• **Source data**
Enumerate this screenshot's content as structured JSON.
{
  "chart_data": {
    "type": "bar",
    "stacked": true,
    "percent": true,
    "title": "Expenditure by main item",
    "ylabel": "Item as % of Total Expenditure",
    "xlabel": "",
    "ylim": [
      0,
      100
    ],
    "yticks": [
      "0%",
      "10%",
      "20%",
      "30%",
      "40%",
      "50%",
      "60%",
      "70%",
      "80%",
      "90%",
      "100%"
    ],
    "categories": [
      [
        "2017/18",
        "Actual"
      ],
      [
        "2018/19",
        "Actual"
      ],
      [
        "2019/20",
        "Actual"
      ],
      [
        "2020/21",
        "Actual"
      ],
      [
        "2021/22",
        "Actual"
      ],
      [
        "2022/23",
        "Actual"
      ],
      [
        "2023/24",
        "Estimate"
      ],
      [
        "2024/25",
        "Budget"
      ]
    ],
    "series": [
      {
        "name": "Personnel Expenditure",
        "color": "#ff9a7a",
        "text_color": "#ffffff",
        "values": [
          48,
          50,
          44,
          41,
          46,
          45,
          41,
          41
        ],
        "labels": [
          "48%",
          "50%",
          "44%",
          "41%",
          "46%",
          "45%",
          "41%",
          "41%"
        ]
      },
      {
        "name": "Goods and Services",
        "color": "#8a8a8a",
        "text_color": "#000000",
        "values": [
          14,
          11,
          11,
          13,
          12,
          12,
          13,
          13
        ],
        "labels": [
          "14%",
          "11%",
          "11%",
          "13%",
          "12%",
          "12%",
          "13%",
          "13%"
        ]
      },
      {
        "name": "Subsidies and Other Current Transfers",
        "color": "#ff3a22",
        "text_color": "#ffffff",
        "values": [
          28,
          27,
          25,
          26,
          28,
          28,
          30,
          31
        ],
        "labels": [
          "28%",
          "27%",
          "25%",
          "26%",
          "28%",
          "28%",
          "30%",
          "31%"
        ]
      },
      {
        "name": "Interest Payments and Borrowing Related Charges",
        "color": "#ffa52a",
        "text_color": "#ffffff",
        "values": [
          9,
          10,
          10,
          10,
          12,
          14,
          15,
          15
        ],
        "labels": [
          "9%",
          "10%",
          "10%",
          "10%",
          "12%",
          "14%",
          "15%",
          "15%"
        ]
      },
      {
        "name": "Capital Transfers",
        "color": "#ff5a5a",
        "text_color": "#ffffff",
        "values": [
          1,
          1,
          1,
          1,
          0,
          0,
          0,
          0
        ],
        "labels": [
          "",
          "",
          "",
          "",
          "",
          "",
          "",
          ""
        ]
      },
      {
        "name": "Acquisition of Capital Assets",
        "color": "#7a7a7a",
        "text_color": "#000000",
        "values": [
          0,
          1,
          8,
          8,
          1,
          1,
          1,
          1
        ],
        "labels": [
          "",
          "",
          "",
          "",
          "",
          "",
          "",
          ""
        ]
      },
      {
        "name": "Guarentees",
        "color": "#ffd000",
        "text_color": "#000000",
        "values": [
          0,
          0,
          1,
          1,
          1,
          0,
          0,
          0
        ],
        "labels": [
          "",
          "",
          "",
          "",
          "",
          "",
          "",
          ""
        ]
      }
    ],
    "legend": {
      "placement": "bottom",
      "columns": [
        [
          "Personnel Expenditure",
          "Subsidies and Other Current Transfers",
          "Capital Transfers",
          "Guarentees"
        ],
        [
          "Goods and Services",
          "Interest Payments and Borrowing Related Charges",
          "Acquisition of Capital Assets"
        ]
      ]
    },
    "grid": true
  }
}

• **Written task**
Every line of the data above should be reproduced word for word.

• **Exercise answer**
Enumerate this screenshot's content as structured JSON.
{
  "chart_data": {
    "type": "bar",
    "stacked": true,
    "percent": true,
    "title": "Expenditure by main item",
    "ylabel": "Item as % of Total Expenditure",
    "xlabel": "",
    "ylim": [
      0,
      100
    ],
    "yticks": [
      "0%",
      "10%",
      "20%",
      "30%",
      "40%",
      "50%",
      "60%",
      "70%",
      "80%",
      "90%",
      "100%"
    ],
    "categories": [
      [
        "2017/18",
        "Actual"
      ],
      [
        "2018/19",
        "Actual"
      ],
      [
        "2019/20",
        "Actual"
      ],
      [
        "2020/21",
        "Actual"
      ],
      [
        "2021/22",
        "Actual"
      ],
      [
        "2022/23",
        "Actual"
      ],
      [
        "2023/24",
        "Estimate"
      ],
      [
        "2024/25",
        "Budget"
      ]
    ],
    "series": [
      {
        "name": "Personnel Expenditure",
        "color": "#ff9a7a",
        "text_color": "#ffffff",
        "values": [
          48,
          50,
          44,
          41,
          46,
          45,
          41,
          41
        ],
        "labels": [
          "48%",
          "50%",
          "44%",
          "41%",
          "46%",
          "45%",
          "41%",
          "41%"
        ]
      },
      {
        "name": "Goods and Services",
        "color": "#8a8a8a",
        "text_color": "#000000",
        "values": [
          14,
          11,
          11,
          13,
          12,
          12,
          13,
          13
        ],
        "labels": [
          "14%",
          "11%",
          "11%",
          "13%",
          "12%",
          "12%",
          "13%",
          "13%"
        ]
      },
      {
        "name": "Subsidies and Other Current Transfers",
        "color": "#ff3a22",
        "text_color": "#ffffff",
        "values": [
          28,
          27,
          25,
          26,
          28,
          28,
          30,
          31
        ],
        "labels": [
          "28%",
          "27%",
          "25%",
          "26%",
          "28%",
          "28%",
          "30%",
          "31%"
        ]
      },
      {
        "name": "Interest Payments and Borrowing Related Charges",
        "color": "#ffa52a",
        "text_color": "#ffffff",
        "values": [
          9,
          10,
          10,
          10,
          12,
          14,
          15,
          15
        ],
        "labels": [
          "9%",
          "10%",
          "10%",
          "10%",
          "12%",
          "14%",
          "15%",
          "15%"
        ]
      },
      {
        "name": "Capital Transfers",
        "color": "#ff5a5a",
        "text_color": "#ffffff",
        "values": [
          1,
          1,
          1,
          1,
          0,
          0,
          0,
          0
        ],
        "labels": [
          "",
          "",
          "",
          "",
          "",
          "",
          "",
          ""
        ]
      },
      {
        "name": "Acquisition of Capital Assets",
        "color": "#7a7a7a",
        "text_color": "#000000",
        "values": [
          0,
          1,
          8,
          8,
          1,
          1,
          1,
          1
        ],
        "labels": [
          "",
          "",
          "",
          "",
          "",
          "",
          "",
          ""
        ]
      },
      {
        "name": "Guarentees",
        "color": "#ffd000",
        "text_color": "#000000",
        "values": [
          0,
          0,
          1,
          1,
          1,
          0,
          0,
          0
        ],
        "labels": [
          "",
          "",
          "",
          "",
          "",
          "",
          "",
          ""
        ]
      }
    ],
    "legend": {
      "placement": "bottom",
      "columns": [
        [
          "Personnel Expenditure",
          "Subsidies and Other Current Transfers",
          "Capital Transfers",
          "Guarentees"
        ],
        [
          "Goods and Services",
          "Interest Payments and Borrowing Related Charges",
          "Acquisition of Capital Assets"
        ]
      ]
    },
    "grid": true
  }
}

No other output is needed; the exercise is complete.